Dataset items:
──────────

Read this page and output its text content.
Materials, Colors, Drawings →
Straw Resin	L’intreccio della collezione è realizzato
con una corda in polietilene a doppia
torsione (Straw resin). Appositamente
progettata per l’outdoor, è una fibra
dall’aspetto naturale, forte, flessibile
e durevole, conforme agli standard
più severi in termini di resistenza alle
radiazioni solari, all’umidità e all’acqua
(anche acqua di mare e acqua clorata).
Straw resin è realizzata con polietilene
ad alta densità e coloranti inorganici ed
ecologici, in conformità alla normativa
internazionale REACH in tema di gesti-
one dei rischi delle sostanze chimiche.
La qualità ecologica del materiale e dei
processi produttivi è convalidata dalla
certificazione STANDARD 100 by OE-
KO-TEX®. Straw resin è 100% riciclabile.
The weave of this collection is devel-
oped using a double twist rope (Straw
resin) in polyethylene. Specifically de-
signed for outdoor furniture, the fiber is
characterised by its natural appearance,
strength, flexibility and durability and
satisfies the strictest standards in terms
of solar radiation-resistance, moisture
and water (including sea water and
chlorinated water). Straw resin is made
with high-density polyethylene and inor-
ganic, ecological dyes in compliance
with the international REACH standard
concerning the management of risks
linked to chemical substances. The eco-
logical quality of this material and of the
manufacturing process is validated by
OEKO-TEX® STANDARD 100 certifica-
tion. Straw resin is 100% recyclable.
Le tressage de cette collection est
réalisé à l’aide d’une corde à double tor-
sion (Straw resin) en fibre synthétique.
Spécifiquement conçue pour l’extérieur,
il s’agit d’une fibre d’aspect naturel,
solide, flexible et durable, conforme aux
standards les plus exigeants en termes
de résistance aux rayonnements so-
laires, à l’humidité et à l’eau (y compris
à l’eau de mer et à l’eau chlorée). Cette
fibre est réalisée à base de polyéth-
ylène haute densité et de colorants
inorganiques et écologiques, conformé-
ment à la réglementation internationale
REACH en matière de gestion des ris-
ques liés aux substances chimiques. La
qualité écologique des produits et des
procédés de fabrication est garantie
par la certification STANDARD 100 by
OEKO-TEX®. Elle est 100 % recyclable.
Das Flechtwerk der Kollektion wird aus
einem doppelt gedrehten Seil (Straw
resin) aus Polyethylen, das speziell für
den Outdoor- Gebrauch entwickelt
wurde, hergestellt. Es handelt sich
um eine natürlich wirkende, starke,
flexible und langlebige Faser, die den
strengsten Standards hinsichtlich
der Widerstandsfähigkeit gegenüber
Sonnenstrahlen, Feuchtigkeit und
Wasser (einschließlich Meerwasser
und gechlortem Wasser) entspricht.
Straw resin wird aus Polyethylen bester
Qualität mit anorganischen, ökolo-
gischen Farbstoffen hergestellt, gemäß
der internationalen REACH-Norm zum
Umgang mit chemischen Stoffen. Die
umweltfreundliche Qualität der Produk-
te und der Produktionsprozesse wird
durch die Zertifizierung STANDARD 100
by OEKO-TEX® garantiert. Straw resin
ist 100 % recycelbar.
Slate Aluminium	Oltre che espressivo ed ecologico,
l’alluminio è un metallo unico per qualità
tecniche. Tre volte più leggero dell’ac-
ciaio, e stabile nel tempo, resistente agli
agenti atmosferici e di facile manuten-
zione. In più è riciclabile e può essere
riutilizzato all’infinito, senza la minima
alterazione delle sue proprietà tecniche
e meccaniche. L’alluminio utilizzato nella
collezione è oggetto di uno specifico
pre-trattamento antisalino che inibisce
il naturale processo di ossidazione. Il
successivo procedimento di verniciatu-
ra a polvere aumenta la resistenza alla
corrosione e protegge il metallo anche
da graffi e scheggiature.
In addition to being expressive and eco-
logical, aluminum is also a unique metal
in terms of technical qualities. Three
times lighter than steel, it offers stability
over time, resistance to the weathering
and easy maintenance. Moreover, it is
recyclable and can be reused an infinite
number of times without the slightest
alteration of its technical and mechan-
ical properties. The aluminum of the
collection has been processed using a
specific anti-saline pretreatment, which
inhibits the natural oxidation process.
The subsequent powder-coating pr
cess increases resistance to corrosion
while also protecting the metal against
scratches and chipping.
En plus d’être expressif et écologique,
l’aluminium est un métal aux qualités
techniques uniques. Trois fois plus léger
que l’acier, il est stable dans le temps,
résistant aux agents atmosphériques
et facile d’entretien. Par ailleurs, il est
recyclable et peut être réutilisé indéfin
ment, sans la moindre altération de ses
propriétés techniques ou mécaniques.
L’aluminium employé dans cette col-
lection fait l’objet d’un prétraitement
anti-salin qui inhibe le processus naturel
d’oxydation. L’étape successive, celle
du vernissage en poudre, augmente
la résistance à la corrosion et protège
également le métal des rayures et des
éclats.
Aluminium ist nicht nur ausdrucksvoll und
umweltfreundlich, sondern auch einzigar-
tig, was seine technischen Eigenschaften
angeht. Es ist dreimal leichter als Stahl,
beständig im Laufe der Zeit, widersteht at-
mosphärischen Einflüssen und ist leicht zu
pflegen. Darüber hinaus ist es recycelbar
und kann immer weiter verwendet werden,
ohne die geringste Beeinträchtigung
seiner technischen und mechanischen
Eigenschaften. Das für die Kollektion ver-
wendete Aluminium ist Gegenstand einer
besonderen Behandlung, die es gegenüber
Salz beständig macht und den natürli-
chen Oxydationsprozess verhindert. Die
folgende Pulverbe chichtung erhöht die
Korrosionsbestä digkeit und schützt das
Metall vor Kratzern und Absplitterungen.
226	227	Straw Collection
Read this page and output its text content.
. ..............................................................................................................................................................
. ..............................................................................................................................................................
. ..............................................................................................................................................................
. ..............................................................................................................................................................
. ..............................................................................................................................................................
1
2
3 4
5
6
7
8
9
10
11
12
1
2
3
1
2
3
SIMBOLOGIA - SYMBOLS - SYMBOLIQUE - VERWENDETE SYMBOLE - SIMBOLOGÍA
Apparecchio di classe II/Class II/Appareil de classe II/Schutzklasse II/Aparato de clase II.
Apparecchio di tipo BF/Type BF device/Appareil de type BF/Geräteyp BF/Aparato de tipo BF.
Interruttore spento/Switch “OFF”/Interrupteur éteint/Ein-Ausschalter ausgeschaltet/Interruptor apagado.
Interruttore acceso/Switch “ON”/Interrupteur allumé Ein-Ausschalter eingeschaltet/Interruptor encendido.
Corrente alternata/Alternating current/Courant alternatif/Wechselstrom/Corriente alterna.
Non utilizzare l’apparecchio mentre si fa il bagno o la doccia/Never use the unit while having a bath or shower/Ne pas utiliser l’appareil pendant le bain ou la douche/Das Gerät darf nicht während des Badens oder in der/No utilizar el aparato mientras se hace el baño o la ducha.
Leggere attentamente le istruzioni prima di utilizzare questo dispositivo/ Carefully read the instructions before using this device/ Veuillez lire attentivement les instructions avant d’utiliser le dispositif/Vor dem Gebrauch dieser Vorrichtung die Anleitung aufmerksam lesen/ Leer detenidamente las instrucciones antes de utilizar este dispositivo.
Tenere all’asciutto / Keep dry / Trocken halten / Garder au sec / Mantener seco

──────────

SET PROBLEM — Scan the lines for the string "times". Copy out each line that matches.

OUTPUT FOR THIS TASK —
times lighter than steel, it offers stability
number of times without the slightest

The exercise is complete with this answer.